[BEGIN PROVIDED RECORDS]
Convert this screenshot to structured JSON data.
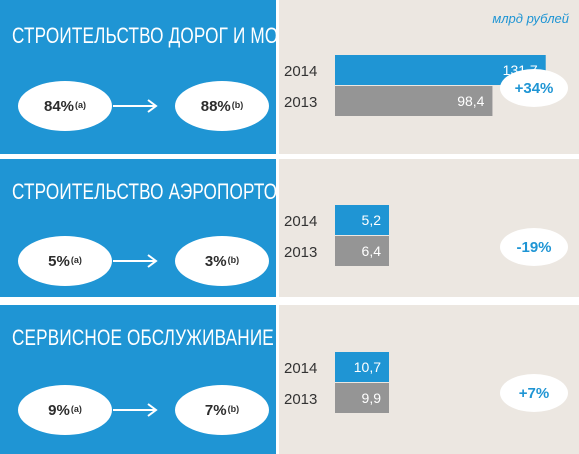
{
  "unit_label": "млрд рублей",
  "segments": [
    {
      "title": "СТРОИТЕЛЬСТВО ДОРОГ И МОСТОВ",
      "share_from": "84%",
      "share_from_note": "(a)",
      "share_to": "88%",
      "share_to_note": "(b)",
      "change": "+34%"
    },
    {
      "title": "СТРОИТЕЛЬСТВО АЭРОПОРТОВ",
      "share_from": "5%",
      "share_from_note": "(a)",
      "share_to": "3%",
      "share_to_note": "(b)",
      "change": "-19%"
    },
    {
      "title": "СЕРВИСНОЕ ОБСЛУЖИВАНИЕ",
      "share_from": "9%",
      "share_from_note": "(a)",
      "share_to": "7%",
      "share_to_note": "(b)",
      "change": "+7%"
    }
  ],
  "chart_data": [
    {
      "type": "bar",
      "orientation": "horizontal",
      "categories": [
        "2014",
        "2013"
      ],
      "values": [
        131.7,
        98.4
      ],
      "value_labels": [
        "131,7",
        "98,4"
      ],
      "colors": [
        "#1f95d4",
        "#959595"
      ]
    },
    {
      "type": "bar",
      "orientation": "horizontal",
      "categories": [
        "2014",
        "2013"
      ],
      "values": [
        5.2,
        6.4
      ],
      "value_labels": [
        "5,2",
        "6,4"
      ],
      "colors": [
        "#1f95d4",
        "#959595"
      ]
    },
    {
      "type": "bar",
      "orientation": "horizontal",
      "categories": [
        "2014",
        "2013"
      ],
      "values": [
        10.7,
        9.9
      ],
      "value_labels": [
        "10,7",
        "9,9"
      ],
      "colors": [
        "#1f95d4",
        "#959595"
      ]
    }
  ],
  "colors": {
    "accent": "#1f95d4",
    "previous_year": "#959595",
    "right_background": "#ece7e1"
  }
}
[END PROVIDED RECORDS]
[BEGIN PROVIDED RECORDS]
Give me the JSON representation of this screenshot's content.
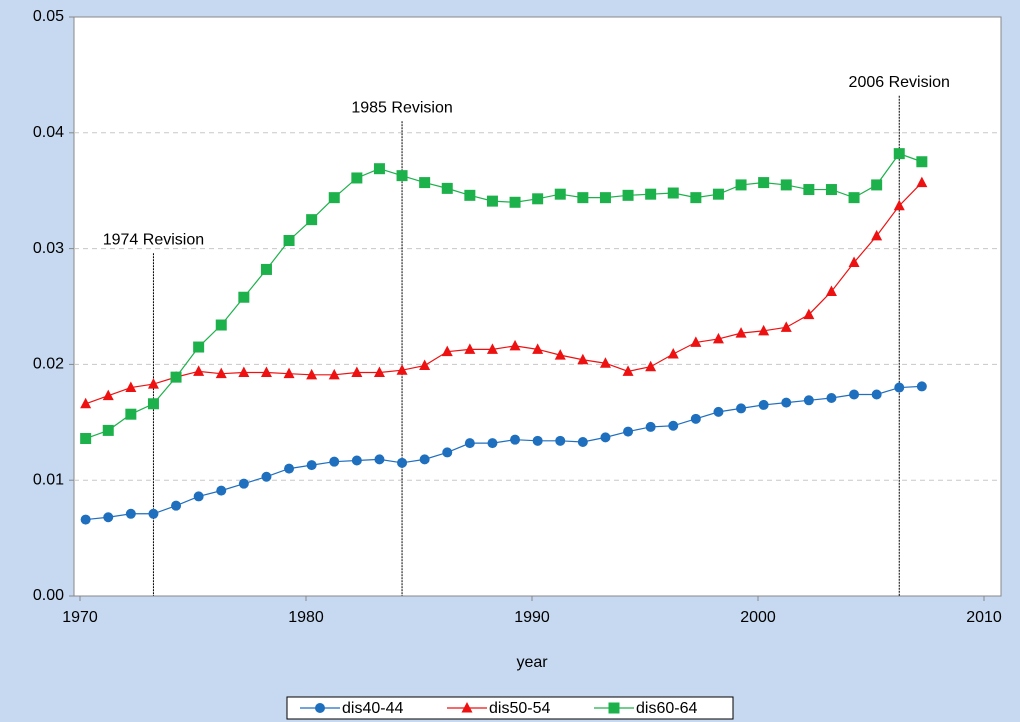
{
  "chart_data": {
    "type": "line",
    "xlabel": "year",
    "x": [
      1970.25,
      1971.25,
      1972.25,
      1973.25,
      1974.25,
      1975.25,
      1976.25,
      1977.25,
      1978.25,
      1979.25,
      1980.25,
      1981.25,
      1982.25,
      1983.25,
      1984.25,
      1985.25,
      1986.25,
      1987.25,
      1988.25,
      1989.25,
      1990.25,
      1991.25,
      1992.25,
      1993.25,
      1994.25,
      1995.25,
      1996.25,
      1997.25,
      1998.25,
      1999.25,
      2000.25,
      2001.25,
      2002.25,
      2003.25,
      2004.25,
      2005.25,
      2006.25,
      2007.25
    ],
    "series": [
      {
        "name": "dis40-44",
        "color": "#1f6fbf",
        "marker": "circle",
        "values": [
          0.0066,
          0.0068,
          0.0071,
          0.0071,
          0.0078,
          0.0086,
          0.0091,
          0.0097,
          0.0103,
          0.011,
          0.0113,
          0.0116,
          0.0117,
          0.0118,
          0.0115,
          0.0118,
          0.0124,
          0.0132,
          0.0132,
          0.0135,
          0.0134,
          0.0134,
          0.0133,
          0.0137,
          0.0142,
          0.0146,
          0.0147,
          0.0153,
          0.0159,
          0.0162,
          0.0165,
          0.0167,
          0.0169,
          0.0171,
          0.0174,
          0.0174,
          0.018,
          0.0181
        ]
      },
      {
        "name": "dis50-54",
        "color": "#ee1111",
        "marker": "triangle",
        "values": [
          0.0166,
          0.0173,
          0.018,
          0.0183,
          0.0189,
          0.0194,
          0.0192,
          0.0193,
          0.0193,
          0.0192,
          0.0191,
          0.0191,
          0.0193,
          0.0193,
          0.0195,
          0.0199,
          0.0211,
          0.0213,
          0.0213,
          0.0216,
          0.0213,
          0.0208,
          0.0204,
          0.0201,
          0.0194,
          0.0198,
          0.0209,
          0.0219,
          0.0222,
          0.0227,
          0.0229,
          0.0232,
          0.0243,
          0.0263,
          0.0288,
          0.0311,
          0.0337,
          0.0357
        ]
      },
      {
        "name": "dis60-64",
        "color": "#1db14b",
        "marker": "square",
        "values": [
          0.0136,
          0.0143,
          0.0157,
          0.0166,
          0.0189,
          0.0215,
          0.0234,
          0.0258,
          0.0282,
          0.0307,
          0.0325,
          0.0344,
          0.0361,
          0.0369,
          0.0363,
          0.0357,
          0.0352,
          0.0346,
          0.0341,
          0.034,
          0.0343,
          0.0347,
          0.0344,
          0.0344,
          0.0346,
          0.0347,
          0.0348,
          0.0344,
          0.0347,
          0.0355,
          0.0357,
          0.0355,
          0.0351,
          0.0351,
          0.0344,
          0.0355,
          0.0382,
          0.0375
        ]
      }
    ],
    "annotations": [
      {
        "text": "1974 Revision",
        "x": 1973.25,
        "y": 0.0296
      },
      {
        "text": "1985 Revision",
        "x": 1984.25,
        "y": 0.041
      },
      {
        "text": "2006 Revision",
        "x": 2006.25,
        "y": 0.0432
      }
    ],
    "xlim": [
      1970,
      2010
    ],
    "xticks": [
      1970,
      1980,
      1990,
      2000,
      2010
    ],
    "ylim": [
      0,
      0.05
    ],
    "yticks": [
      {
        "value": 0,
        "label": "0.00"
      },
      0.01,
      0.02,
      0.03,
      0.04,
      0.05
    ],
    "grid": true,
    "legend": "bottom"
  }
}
[END PROVIDED RECORDS]
> _DIRECTIONS FOR THIS TASK_
Looking at the entries above, state how many lines contain "title"; give the number alone.

> _FINAL ANSWER_
3